> Task statement:
Show every line in the entries below where the word "JSON" appears.

> Supplied data:
====

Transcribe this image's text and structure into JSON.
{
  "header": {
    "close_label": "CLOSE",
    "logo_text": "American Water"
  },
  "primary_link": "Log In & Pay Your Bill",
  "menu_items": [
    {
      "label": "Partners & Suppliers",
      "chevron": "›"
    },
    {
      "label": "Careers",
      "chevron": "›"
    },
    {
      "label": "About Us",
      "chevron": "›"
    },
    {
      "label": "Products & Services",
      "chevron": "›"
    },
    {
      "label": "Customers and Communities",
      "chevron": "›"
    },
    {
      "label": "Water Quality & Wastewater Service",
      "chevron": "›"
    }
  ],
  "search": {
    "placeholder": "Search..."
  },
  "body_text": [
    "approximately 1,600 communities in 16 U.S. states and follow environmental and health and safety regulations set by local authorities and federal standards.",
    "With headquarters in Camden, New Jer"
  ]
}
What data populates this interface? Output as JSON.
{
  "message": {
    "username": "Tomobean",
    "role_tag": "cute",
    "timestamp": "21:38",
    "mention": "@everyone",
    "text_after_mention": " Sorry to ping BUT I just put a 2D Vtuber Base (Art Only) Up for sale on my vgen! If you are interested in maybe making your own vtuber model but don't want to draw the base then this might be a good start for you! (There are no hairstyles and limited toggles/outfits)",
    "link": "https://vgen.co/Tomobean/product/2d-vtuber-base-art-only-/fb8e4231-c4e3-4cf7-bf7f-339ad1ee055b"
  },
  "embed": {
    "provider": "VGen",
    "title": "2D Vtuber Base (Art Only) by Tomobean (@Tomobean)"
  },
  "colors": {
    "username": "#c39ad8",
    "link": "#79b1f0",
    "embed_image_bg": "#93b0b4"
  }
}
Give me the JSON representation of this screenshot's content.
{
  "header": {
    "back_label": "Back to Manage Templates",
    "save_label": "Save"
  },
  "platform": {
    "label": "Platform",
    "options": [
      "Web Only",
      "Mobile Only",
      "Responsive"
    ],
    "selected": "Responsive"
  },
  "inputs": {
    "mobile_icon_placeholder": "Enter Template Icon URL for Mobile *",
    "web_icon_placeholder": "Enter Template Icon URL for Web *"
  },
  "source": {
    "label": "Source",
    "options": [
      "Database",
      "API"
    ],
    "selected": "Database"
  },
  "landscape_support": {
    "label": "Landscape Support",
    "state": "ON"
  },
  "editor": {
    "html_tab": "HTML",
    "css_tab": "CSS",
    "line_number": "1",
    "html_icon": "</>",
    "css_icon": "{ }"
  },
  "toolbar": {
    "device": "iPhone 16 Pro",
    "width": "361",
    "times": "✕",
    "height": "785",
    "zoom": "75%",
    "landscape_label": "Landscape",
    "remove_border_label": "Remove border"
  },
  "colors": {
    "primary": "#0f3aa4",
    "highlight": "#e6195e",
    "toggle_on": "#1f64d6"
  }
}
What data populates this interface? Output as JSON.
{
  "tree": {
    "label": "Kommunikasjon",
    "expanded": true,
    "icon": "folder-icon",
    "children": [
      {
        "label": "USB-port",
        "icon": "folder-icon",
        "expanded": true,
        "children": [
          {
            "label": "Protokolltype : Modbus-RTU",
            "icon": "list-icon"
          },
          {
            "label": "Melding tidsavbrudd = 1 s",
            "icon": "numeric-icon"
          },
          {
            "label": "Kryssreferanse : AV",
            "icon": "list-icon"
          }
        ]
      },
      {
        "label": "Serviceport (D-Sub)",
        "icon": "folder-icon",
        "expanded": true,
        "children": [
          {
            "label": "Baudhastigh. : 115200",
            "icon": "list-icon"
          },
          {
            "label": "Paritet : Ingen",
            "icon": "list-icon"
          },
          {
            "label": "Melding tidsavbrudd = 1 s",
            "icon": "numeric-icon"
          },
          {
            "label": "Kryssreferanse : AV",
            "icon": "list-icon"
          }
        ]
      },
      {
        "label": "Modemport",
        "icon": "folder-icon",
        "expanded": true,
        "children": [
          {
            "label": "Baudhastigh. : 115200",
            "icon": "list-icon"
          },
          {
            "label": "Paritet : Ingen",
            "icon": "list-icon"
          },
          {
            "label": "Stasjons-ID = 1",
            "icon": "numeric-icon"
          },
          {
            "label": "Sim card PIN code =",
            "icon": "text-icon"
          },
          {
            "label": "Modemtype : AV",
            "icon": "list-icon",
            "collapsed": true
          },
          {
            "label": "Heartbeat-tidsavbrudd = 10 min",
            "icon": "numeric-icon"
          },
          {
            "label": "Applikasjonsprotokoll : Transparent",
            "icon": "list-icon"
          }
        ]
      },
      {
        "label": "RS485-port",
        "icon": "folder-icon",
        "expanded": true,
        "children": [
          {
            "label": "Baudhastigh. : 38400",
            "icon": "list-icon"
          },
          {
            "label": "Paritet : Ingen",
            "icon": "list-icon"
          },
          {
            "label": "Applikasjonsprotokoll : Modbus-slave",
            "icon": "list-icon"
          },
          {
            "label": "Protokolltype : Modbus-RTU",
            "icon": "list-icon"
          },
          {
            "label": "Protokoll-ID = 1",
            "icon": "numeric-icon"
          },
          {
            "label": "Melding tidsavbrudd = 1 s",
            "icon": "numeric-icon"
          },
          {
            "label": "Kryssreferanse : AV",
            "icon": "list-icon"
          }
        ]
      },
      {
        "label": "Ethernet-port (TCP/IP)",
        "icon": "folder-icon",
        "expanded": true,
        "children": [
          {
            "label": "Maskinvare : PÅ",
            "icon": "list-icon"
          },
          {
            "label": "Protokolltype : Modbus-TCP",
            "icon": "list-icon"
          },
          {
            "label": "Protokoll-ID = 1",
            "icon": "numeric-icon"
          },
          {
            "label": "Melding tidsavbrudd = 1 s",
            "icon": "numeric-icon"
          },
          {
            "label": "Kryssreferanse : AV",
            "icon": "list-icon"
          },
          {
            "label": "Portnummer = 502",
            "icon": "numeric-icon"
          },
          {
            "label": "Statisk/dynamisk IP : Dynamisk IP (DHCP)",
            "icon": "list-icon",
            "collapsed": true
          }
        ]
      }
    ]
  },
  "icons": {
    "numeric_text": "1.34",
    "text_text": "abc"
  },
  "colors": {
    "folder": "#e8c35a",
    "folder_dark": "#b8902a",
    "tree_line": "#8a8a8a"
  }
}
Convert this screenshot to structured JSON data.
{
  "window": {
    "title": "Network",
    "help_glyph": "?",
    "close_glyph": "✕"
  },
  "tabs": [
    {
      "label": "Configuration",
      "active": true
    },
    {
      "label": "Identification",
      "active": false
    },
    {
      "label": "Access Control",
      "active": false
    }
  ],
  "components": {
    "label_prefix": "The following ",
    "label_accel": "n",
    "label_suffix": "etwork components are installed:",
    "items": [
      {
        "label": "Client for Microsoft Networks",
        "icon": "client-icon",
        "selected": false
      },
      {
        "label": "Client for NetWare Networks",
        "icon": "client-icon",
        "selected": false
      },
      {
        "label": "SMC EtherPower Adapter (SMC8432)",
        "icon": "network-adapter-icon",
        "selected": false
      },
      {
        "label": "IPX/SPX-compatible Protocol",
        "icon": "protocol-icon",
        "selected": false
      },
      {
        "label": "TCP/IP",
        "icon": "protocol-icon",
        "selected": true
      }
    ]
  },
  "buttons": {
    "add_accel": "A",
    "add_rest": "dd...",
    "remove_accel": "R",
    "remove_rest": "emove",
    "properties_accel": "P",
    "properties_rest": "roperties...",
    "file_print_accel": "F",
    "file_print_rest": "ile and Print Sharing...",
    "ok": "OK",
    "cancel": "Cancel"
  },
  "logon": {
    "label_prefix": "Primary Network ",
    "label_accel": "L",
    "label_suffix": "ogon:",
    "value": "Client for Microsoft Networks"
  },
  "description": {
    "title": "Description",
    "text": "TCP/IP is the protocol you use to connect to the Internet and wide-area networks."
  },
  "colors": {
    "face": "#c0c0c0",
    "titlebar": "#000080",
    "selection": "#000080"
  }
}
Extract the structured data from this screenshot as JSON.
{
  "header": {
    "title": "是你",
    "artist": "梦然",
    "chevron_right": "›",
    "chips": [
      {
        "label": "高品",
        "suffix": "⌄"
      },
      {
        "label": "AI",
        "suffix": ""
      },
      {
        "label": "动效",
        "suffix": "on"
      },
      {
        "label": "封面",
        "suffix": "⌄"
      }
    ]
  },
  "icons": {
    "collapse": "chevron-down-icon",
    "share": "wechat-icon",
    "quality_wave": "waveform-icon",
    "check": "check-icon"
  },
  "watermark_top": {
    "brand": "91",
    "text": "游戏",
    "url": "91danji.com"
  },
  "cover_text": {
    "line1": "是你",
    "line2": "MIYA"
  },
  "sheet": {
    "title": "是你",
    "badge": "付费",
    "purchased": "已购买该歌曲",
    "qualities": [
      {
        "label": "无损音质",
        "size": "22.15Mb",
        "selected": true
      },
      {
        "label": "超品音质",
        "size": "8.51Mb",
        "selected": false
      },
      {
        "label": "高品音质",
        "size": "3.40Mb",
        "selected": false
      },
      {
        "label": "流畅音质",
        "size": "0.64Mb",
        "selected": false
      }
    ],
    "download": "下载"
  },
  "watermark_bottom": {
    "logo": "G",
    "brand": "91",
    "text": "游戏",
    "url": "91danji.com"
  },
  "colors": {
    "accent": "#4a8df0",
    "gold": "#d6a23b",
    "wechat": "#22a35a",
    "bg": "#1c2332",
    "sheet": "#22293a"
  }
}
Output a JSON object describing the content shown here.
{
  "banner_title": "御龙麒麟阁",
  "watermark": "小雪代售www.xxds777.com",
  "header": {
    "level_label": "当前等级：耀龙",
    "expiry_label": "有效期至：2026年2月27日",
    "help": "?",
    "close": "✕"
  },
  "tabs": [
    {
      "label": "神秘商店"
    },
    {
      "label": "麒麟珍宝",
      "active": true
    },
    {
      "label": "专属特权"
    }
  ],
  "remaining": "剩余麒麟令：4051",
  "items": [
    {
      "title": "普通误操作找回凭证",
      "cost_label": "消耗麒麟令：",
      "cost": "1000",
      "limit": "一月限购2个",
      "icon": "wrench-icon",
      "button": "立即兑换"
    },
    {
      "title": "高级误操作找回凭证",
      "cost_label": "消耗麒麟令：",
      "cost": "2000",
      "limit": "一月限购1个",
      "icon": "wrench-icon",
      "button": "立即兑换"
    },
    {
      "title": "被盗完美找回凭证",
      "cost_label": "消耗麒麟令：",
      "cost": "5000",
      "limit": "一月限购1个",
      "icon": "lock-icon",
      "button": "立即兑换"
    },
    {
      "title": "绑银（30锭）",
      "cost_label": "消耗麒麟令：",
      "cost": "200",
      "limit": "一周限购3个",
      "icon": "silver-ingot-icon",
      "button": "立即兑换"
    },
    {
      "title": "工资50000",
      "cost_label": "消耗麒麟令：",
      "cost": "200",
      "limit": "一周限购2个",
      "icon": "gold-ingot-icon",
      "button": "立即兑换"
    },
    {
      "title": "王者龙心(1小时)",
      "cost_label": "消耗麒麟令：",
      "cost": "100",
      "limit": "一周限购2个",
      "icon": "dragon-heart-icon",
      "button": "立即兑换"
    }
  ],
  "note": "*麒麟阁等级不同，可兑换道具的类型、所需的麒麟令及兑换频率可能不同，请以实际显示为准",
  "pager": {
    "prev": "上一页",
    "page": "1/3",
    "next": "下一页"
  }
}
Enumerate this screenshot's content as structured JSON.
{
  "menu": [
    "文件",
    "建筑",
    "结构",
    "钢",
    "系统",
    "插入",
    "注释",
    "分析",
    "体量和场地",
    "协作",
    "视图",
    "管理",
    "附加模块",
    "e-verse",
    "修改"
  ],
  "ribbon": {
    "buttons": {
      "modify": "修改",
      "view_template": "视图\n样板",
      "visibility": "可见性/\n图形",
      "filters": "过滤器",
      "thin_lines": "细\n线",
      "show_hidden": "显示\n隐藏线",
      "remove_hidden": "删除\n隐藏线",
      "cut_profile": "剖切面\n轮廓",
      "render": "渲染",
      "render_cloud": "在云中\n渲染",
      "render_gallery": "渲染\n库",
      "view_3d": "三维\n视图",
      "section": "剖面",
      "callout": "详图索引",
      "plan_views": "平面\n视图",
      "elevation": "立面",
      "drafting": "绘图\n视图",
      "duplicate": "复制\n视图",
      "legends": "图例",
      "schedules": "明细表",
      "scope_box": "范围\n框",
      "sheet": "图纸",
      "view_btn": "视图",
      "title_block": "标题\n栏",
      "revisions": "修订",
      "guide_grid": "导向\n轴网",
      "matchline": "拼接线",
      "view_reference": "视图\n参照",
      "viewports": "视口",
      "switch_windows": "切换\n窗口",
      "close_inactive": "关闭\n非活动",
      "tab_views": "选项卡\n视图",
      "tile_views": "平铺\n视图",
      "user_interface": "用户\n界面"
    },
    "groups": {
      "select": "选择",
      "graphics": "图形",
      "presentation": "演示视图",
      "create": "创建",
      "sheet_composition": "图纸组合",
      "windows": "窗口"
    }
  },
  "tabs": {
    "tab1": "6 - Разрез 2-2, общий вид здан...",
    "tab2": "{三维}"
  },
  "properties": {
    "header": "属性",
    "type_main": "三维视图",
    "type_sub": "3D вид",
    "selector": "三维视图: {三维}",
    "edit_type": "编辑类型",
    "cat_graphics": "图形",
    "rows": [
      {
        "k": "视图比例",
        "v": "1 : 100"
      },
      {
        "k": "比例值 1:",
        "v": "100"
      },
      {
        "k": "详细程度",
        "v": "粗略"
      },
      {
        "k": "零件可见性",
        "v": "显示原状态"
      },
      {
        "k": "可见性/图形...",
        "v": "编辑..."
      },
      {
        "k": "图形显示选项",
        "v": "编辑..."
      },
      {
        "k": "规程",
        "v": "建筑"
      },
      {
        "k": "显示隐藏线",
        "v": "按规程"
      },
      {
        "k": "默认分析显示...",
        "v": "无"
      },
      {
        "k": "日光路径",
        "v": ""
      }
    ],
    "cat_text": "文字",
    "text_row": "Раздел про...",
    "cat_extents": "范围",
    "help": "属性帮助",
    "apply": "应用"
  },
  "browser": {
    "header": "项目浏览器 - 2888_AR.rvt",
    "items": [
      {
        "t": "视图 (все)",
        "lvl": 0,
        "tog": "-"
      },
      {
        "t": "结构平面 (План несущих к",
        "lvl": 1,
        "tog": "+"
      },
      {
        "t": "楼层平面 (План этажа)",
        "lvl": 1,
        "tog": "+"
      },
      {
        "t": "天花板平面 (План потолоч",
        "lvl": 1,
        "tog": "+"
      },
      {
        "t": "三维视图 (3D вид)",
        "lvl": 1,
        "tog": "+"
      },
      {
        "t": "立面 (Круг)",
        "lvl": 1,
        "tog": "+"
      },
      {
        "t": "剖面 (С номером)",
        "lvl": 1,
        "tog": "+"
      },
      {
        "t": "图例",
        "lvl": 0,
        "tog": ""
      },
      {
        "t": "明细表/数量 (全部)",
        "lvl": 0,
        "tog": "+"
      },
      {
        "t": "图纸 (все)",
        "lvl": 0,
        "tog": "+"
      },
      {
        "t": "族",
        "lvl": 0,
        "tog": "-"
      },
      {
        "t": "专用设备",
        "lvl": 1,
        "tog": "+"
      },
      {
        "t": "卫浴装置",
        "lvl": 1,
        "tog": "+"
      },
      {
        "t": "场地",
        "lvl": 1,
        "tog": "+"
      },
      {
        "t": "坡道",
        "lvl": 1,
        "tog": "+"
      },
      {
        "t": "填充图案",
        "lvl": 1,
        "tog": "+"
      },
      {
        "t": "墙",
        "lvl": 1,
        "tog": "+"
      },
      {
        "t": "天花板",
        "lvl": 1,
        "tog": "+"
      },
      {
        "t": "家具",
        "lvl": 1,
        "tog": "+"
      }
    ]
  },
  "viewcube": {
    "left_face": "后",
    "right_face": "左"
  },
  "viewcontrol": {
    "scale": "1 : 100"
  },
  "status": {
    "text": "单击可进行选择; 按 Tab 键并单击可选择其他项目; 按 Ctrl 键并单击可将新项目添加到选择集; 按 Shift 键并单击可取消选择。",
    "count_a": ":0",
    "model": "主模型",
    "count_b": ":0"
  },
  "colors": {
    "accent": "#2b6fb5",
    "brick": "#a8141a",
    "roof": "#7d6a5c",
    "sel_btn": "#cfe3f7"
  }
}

====

> Answer for the task:
Transcribe this image's text and structure into JSON.
What data populates this interface? Output as JSON.
Give me the JSON representation of this screenshot's content.
What data populates this interface? Output as JSON.
Convert this screenshot to structured JSON data.
Extract the structured data from this screenshot as JSON.
Output a JSON object describing the content shown here.
Enumerate this screenshot's content as structured JSON.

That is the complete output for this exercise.